[Stored data]
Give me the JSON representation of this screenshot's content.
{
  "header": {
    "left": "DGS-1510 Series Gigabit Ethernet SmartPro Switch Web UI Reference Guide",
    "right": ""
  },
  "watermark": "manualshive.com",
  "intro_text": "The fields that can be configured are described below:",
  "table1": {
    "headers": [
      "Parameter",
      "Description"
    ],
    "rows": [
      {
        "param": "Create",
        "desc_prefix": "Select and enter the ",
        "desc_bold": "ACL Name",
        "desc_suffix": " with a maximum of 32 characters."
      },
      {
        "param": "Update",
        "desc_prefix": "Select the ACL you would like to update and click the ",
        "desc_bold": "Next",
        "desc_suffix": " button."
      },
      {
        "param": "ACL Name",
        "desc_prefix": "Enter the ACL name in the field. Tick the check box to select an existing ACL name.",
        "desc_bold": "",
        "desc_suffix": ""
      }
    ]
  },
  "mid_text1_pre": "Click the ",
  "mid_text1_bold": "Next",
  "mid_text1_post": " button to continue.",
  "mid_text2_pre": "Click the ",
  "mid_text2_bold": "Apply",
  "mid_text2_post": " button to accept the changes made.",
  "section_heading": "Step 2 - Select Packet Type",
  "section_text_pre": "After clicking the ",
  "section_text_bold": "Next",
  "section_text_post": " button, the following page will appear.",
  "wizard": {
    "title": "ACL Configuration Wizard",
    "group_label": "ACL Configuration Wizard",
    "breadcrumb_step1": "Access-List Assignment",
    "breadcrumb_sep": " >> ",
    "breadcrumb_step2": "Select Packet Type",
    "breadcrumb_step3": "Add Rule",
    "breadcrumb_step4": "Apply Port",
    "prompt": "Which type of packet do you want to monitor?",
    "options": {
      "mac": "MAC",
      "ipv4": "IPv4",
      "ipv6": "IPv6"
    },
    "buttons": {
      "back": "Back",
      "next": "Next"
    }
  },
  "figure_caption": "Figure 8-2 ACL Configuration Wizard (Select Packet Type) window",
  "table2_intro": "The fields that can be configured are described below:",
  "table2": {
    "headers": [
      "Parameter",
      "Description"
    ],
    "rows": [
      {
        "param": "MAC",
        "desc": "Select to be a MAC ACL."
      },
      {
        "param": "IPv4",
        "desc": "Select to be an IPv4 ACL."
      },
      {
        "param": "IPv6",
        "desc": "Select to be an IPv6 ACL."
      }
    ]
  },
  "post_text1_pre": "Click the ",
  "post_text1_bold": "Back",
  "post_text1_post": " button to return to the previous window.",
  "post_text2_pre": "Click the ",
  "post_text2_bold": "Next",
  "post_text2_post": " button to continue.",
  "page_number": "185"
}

**The request**
Gather every line from the entries above where the word "below" appears, and copy them.

**Output for this task**
  "intro_text": "The fields that can be configured are described below:",
  "table2_intro": "The fields that can be configured are described below:",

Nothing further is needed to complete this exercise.